▶ [GOAL] Exactly as written, retype the listing below, omitting the pictures.

-- Start DATA LISTING --

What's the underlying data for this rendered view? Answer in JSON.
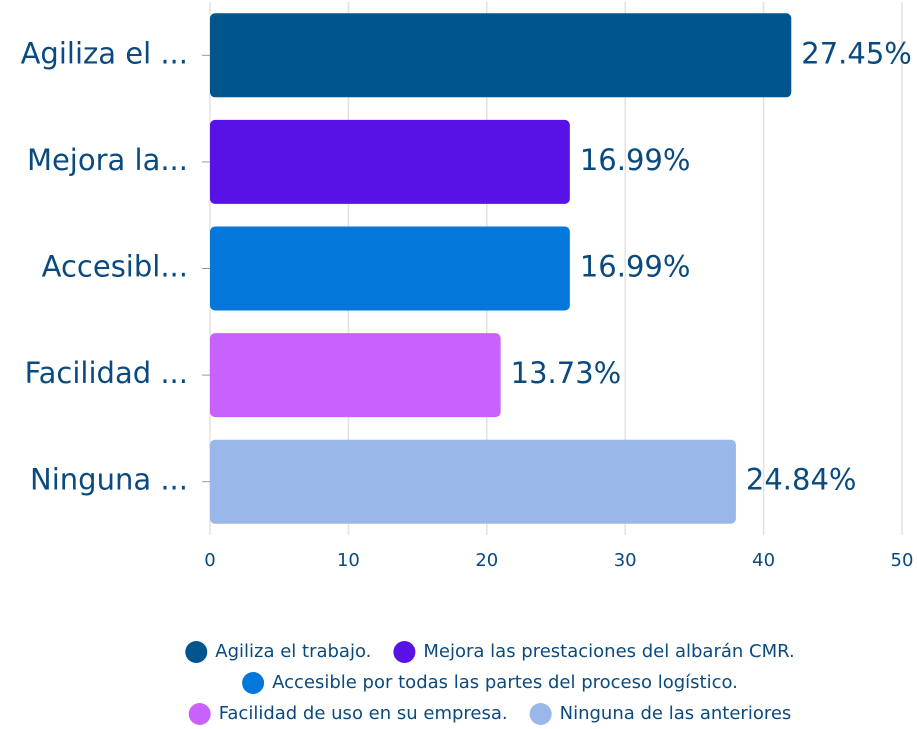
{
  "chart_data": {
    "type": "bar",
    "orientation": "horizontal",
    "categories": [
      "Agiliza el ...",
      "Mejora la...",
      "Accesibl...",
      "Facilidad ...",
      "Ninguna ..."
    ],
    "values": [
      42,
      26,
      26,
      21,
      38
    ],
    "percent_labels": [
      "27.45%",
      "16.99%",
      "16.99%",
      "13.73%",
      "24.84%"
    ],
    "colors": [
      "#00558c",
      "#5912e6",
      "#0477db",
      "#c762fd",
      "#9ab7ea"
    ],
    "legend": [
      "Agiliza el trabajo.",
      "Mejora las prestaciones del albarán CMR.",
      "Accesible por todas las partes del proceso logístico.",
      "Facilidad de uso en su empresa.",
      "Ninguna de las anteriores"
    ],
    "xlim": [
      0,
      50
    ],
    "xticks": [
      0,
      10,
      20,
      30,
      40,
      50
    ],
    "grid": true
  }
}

-- End DATA LISTING --

▶ [CORRECT ANSWER]
What's the underlying data for this rendered view? Answer in JSON.
{
  "chart_data": {
    "type": "bar",
    "orientation": "horizontal",
    "categories": [
      "Agiliza el ...",
      "Mejora la...",
      "Accesibl...",
      "Facilidad ...",
      "Ninguna ..."
    ],
    "values": [
      42,
      26,
      26,
      21,
      38
    ],
    "percent_labels": [
      "27.45%",
      "16.99%",
      "16.99%",
      "13.73%",
      "24.84%"
    ],
    "colors": [
      "#00558c",
      "#5912e6",
      "#0477db",
      "#c762fd",
      "#9ab7ea"
    ],
    "legend": [
      "Agiliza el trabajo.",
      "Mejora las prestaciones del albarán CMR.",
      "Accesible por todas las partes del proceso logístico.",
      "Facilidad de uso en su empresa.",
      "Ninguna de las anteriores"
    ],
    "xlim": [
      0,
      50
    ],
    "xticks": [
      0,
      10,
      20,
      30,
      40,
      50
    ],
    "grid": true
  }
}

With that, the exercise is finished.